[Collected data entries]

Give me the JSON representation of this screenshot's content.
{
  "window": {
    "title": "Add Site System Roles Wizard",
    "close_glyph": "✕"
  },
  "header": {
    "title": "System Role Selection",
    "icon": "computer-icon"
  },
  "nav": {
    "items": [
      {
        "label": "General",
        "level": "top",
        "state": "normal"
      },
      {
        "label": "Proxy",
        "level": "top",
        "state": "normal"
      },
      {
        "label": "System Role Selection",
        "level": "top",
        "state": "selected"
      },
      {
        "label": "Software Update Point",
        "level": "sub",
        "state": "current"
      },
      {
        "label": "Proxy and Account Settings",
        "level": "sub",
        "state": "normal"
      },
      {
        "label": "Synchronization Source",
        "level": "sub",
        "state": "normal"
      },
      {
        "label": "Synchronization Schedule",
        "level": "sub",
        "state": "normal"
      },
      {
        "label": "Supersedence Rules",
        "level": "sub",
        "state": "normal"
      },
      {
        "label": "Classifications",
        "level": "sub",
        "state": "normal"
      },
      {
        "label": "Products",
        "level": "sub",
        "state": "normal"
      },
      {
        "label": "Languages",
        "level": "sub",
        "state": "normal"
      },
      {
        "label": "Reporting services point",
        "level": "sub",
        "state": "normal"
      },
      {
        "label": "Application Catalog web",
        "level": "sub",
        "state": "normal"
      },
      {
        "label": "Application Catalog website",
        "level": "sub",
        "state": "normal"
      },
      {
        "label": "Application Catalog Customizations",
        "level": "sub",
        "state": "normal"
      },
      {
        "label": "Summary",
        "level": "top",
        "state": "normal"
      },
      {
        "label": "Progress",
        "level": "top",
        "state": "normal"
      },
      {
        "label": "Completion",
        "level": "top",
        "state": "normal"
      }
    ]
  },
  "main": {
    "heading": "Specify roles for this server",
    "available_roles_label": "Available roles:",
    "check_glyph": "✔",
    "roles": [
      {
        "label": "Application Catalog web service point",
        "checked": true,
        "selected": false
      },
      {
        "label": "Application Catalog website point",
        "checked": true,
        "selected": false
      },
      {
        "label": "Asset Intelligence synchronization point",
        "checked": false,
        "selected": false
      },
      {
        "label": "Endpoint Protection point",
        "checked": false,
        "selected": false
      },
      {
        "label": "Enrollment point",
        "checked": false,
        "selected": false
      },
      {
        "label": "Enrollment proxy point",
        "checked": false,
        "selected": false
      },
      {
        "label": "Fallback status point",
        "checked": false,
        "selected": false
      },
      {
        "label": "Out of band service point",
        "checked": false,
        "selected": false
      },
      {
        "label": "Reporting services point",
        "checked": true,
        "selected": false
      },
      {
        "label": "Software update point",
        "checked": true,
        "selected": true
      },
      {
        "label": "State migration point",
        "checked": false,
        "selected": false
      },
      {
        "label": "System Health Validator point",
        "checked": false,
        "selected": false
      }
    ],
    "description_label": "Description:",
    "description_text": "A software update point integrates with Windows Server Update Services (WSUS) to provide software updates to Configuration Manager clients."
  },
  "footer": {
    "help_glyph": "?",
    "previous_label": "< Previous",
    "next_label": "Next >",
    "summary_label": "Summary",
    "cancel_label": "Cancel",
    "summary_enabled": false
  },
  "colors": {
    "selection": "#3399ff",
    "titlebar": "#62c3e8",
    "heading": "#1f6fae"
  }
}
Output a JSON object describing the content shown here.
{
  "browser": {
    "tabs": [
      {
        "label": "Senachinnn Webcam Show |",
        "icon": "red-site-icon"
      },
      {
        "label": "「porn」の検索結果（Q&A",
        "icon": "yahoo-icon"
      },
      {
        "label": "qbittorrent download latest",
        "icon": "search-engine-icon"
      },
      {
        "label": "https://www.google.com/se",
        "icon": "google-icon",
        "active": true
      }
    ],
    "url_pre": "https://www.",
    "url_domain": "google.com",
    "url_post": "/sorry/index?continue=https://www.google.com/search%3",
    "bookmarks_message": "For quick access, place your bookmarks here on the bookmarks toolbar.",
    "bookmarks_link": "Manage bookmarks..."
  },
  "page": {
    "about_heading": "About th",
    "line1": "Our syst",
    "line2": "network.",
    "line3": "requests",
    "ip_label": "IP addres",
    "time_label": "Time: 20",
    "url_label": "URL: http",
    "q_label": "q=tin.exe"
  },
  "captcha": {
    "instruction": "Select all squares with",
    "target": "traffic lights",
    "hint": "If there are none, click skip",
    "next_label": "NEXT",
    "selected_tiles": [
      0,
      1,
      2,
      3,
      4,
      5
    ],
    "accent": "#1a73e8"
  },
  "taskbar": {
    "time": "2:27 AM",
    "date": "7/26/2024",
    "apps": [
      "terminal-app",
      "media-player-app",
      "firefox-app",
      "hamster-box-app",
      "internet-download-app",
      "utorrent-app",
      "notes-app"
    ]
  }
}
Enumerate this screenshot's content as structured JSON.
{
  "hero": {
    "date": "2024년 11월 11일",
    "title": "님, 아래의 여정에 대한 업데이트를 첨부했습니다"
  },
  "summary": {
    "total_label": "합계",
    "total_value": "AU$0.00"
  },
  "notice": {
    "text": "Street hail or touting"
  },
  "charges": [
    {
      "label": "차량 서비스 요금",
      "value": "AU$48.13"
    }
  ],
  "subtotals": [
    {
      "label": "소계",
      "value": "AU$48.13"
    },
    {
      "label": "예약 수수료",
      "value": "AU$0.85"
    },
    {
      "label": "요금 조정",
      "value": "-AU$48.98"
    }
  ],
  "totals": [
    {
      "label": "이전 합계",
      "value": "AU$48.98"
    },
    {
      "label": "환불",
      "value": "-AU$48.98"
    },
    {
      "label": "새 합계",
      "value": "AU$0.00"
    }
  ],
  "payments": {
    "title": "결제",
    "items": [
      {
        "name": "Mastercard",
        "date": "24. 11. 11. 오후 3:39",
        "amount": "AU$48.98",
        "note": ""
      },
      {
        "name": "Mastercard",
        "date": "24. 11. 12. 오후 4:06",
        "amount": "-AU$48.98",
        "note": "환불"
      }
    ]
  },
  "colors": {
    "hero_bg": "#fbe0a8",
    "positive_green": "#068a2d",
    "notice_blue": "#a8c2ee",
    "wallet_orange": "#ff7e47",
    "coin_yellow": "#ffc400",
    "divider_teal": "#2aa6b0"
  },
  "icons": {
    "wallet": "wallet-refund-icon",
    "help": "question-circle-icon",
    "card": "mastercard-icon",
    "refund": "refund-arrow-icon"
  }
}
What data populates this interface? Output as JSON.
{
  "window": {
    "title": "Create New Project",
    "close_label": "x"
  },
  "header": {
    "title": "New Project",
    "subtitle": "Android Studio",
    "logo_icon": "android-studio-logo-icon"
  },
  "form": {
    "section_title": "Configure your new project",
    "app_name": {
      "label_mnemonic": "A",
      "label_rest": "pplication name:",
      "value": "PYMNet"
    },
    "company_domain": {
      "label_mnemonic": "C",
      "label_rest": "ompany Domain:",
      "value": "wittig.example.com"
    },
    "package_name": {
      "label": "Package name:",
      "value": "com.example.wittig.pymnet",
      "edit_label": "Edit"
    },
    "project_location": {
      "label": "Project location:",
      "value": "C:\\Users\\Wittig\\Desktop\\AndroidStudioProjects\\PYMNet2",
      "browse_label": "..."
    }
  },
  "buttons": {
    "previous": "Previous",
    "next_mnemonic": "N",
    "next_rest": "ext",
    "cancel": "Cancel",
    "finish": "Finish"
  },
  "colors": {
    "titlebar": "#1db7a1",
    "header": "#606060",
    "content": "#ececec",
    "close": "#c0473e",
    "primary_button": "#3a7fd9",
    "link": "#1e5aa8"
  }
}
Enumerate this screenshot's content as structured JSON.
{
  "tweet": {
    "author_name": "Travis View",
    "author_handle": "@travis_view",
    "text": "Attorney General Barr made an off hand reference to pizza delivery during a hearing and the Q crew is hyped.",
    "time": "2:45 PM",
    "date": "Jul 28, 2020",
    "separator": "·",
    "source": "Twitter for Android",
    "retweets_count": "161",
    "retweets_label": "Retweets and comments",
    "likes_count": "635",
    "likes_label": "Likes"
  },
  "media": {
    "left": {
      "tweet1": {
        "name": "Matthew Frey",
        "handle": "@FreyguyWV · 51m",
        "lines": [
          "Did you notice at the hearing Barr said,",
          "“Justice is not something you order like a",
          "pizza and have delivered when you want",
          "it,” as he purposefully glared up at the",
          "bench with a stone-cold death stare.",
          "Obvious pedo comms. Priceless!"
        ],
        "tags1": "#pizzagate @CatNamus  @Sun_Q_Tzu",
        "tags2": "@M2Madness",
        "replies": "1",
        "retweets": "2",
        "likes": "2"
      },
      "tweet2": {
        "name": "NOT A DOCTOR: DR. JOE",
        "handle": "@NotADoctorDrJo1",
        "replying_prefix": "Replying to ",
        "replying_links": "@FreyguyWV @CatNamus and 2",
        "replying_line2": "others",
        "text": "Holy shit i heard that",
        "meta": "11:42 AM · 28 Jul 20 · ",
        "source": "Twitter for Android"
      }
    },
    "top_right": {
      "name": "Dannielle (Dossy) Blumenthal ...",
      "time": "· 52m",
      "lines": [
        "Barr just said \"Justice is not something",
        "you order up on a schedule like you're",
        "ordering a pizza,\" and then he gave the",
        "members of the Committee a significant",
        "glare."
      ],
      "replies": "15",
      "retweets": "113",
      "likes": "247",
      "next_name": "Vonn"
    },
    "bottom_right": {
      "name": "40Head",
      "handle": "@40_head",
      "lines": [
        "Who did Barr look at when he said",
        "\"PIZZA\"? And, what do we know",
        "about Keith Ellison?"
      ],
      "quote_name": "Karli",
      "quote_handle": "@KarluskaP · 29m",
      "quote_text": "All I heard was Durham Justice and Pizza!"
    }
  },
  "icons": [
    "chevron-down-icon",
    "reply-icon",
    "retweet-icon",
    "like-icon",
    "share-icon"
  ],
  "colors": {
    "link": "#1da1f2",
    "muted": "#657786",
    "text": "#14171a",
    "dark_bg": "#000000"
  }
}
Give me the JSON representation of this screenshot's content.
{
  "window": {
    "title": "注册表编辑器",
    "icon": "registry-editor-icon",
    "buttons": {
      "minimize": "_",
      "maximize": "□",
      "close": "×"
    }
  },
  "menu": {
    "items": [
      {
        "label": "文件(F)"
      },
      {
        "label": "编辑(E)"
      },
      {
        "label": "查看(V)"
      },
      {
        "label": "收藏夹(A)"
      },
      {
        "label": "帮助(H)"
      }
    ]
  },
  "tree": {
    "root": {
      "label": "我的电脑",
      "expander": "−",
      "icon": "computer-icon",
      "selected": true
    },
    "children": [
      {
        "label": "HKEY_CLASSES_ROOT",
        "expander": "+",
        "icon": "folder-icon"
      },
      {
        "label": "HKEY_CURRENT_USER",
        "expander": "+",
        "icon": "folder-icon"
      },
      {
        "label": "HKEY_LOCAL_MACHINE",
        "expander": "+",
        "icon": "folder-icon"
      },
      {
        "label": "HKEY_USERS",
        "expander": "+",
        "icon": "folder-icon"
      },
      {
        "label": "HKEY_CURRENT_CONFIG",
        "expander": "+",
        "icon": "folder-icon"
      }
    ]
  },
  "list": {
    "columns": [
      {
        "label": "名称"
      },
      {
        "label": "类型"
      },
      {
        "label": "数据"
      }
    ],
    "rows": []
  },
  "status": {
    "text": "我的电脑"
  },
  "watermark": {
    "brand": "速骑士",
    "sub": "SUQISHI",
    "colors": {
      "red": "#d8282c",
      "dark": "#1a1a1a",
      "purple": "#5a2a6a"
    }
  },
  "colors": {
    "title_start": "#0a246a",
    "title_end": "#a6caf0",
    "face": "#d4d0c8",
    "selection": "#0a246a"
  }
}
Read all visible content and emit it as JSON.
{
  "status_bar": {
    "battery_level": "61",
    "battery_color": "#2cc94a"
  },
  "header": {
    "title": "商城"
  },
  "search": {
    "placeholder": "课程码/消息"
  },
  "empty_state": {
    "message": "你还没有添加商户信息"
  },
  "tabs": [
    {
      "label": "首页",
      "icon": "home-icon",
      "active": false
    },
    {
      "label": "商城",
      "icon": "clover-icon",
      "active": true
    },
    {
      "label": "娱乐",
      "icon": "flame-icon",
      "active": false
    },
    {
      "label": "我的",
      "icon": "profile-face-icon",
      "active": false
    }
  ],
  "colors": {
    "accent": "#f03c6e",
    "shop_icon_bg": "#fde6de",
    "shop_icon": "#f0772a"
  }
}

## PROMPT
Tell how many lines of the records above hold the string "refund". Give no other text.

## FINAL ANSWER
2